### EXERCISE REQUIREMENTS
Filter for the word "xlabel" and keep each matching line.

### RECORDS FOR THE EXERCISE
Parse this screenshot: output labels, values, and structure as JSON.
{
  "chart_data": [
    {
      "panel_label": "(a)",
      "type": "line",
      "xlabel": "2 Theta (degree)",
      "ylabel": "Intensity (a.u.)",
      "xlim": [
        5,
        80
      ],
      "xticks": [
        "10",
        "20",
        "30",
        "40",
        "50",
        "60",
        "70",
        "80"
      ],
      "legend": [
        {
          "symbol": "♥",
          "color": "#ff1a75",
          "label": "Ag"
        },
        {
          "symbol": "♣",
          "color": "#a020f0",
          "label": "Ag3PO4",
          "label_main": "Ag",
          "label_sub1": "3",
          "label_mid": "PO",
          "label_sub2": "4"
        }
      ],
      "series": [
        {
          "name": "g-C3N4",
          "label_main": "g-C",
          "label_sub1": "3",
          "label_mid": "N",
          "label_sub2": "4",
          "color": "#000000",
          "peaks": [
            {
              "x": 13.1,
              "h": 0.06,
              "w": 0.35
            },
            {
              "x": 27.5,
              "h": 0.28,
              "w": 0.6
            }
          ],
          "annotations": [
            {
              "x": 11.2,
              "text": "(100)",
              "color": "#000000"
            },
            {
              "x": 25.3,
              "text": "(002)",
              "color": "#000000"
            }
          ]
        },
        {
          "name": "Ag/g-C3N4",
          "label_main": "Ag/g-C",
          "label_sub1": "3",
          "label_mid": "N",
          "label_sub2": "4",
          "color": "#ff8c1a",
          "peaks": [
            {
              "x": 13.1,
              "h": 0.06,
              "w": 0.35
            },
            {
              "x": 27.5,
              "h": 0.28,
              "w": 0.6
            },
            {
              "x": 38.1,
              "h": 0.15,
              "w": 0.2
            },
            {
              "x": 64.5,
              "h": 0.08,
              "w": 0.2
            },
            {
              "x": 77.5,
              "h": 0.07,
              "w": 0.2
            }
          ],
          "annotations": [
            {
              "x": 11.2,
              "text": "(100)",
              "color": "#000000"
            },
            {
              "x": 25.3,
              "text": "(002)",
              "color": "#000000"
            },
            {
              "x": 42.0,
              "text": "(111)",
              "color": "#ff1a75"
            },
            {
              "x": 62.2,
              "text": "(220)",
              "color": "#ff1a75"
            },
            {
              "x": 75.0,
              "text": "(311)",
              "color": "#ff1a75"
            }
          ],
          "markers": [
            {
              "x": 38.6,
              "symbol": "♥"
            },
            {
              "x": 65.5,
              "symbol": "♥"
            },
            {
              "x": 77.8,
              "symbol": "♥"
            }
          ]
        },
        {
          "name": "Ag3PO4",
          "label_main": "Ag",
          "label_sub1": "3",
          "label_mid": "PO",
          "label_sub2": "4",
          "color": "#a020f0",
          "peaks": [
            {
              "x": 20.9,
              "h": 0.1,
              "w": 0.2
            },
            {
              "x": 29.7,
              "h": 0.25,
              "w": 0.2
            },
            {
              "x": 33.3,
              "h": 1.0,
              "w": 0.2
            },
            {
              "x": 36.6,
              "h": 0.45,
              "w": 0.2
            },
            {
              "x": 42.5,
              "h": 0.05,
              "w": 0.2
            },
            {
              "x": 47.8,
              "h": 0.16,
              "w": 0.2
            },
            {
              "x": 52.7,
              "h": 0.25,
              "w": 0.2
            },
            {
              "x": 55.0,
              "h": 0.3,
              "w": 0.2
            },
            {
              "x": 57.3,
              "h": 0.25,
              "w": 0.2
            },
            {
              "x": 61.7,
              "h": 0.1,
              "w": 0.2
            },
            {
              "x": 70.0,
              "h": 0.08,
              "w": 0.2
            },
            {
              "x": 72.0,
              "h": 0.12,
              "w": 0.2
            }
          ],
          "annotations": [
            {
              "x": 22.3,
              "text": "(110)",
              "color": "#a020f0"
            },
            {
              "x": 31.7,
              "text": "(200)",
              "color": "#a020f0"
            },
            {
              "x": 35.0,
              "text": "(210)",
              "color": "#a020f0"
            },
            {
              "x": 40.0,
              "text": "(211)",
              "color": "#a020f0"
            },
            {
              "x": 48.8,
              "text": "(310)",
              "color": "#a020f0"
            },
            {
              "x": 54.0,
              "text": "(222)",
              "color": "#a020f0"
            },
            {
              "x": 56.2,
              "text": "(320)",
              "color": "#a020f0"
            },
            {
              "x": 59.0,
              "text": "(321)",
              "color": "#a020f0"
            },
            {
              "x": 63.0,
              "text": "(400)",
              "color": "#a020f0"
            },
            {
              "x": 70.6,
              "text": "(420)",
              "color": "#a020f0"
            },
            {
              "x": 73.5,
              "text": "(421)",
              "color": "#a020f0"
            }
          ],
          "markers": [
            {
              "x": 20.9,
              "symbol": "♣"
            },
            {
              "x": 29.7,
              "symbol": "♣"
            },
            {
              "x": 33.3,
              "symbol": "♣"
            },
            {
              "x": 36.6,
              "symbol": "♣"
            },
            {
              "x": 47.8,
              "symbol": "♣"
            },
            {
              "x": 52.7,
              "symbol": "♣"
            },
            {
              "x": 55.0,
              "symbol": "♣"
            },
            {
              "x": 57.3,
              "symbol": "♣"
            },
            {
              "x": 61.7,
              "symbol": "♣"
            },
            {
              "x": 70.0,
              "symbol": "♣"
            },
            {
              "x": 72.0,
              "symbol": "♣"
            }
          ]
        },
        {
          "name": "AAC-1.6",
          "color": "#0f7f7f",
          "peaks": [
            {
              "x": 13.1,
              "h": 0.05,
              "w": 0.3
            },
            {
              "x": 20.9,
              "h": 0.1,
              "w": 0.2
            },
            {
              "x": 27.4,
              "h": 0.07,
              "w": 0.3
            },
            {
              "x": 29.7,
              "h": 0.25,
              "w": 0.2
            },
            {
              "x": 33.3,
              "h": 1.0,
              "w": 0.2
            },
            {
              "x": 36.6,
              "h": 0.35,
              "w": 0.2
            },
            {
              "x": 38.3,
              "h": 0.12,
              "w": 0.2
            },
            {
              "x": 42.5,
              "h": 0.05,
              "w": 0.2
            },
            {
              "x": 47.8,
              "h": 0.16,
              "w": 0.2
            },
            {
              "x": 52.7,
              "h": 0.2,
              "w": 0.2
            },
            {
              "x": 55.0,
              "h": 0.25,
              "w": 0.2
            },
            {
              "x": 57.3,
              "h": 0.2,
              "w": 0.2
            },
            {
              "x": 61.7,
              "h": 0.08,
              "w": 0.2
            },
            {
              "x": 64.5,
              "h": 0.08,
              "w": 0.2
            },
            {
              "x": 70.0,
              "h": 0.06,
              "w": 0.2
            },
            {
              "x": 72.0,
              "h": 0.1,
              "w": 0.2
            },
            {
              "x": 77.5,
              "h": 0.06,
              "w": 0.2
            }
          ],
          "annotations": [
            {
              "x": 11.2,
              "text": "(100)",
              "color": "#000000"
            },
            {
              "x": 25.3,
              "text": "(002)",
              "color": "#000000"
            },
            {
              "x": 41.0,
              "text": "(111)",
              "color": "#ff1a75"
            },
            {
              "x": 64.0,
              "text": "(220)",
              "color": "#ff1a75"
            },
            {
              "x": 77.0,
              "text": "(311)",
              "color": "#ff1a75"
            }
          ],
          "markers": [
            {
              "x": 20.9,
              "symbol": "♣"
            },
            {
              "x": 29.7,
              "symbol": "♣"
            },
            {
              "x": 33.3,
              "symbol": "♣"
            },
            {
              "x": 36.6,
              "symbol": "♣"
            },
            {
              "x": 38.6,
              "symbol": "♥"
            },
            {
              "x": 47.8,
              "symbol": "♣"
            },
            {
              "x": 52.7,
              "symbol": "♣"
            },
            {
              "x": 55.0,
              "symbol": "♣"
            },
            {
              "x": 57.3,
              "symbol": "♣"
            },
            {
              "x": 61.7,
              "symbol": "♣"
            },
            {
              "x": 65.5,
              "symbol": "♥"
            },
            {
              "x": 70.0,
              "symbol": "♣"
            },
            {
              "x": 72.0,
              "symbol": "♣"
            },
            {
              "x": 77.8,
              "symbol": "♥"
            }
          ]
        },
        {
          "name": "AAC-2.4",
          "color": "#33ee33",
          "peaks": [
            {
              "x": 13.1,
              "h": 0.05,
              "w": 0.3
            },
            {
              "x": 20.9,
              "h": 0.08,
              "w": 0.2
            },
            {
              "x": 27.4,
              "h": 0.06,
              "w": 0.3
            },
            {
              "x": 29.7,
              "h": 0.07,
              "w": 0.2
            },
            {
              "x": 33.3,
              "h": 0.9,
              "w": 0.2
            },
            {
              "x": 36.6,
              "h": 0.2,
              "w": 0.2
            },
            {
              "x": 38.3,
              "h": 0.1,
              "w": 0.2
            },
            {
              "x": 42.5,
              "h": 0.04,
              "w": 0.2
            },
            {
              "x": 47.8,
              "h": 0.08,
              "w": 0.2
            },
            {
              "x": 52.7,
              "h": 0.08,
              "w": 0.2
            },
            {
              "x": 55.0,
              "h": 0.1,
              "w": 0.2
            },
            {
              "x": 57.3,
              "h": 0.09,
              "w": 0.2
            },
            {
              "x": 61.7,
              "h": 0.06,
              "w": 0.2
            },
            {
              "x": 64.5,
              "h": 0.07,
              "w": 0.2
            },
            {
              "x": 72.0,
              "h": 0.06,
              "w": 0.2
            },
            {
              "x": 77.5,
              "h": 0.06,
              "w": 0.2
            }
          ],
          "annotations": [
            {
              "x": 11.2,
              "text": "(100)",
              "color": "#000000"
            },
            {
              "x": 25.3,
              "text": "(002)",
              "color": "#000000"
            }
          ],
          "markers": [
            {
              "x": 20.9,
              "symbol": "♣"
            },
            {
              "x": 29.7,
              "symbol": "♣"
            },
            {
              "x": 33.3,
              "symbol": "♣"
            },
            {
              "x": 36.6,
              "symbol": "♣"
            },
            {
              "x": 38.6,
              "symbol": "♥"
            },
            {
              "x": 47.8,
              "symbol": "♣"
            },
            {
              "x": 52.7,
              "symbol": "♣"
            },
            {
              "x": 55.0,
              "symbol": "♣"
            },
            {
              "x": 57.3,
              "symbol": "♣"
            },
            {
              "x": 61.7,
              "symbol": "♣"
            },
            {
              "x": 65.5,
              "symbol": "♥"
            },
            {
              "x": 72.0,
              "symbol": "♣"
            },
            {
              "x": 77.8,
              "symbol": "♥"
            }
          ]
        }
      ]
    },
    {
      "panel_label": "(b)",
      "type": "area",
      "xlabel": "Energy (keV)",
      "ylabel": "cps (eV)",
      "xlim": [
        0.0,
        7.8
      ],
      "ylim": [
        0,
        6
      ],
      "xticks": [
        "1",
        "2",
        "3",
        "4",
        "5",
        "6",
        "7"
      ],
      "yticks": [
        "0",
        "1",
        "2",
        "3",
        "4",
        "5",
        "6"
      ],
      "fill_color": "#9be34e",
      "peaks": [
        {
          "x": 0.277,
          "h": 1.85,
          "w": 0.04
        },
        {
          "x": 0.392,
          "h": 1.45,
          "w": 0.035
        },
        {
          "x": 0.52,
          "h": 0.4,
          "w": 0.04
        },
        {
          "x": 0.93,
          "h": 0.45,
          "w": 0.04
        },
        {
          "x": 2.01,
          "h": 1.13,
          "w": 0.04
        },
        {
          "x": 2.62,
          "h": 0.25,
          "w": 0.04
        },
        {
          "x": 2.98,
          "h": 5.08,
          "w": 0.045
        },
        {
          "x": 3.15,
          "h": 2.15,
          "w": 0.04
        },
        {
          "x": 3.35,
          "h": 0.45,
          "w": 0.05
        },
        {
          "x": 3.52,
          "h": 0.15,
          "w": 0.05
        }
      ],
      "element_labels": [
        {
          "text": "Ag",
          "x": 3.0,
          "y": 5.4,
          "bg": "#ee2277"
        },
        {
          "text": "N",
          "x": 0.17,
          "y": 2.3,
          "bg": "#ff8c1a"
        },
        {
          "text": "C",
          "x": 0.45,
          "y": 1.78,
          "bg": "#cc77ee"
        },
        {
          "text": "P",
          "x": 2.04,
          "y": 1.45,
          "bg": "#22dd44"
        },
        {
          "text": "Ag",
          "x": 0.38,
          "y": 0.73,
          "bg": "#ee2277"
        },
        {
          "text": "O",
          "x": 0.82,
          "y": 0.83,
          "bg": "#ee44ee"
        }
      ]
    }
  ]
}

### EXERCISE OUTPUT
      "xlabel": "2 Theta (degree)",
      "xlabel": "Energy (keV)",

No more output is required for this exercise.